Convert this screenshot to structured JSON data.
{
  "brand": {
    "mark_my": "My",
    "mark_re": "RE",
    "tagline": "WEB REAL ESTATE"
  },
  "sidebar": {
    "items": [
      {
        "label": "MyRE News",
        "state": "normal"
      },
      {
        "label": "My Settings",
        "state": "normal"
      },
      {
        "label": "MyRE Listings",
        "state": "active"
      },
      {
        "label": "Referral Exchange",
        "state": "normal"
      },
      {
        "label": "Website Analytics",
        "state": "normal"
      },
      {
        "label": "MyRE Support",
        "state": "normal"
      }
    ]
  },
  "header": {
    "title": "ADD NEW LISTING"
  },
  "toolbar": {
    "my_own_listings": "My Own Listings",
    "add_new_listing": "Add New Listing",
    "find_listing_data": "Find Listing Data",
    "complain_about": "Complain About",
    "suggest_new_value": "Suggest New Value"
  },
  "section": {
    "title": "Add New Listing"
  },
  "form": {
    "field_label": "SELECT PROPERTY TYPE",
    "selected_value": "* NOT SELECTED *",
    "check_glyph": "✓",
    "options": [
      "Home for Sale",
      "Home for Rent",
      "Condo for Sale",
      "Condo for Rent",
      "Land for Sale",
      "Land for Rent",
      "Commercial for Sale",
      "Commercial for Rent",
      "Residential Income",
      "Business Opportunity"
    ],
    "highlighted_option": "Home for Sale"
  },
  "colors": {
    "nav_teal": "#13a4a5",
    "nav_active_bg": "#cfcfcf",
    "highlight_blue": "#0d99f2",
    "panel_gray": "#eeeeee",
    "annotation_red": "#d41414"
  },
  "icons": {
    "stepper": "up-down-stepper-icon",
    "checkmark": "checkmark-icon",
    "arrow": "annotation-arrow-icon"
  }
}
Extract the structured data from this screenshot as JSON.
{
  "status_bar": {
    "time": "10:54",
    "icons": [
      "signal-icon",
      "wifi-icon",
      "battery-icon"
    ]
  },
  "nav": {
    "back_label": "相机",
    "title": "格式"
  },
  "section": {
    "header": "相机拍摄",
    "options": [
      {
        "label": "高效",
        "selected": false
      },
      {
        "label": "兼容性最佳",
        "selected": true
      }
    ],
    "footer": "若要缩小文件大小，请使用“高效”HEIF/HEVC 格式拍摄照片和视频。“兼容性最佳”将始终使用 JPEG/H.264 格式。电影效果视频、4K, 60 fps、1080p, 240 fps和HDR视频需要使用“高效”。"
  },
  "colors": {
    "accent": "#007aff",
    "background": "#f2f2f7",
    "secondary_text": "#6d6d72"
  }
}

# # #

* [Aim of the exercise]:
Copy all the entries verbatim.

* [Correct output]:
Convert this screenshot to structured JSON data.
{
  "brand": {
    "mark_my": "My",
    "mark_re": "RE",
    "tagline": "WEB REAL ESTATE"
  },
  "sidebar": {
    "items": [
      {
        "label": "MyRE News",
        "state": "normal"
      },
      {
        "label": "My Settings",
        "state": "normal"
      },
      {
        "label": "MyRE Listings",
        "state": "active"
      },
      {
        "label": "Referral Exchange",
        "state": "normal"
      },
      {
        "label": "Website Analytics",
        "state": "normal"
      },
      {
        "label": "MyRE Support",
        "state": "normal"
      }
    ]
  },
  "header": {
    "title": "ADD NEW LISTING"
  },
  "toolbar": {
    "my_own_listings": "My Own Listings",
    "add_new_listing": "Add New Listing",
    "find_listing_data": "Find Listing Data",
    "complain_about": "Complain About",
    "suggest_new_value": "Suggest New Value"
  },
  "section": {
    "title": "Add New Listing"
  },
  "form": {
    "field_label": "SELECT PROPERTY TYPE",
    "selected_value": "* NOT SELECTED *",
    "check_glyph": "✓",
    "options": [
      "Home for Sale",
      "Home for Rent",
      "Condo for Sale",
      "Condo for Rent",
      "Land for Sale",
      "Land for Rent",
      "Commercial for Sale",
      "Commercial for Rent",
      "Residential Income",
      "Business Opportunity"
    ],
    "highlighted_option": "Home for Sale"
  },
  "colors": {
    "nav_teal": "#13a4a5",
    "nav_active_bg": "#cfcfcf",
    "highlight_blue": "#0d99f2",
    "panel_gray": "#eeeeee",
    "annotation_red": "#d41414"
  },
  "icons": {
    "stepper": "up-down-stepper-icon",
    "checkmark": "checkmark-icon",
    "arrow": "annotation-arrow-icon"
  }
}
Extract the structured data from this screenshot as JSON.
{
  "status_bar": {
    "time": "10:54",
    "icons": [
      "signal-icon",
      "wifi-icon",
      "battery-icon"
    ]
  },
  "nav": {
    "back_label": "相机",
    "title": "格式"
  },
  "section": {
    "header": "相机拍摄",
    "options": [
      {
        "label": "高效",
        "selected": false
      },
      {
        "label": "兼容性最佳",
        "selected": true
      }
    ],
    "footer": "若要缩小文件大小，请使用“高效”HEIF/HEVC 格式拍摄照片和视频。“兼容性最佳”将始终使用 JPEG/H.264 格式。电影效果视频、4K, 60 fps、1080p, 240 fps和HDR视频需要使用“高效”。"
  },
  "colors": {
    "accent": "#007aff",
    "background": "#f2f2f7",
    "secondary_text": "#6d6d72"
  }
}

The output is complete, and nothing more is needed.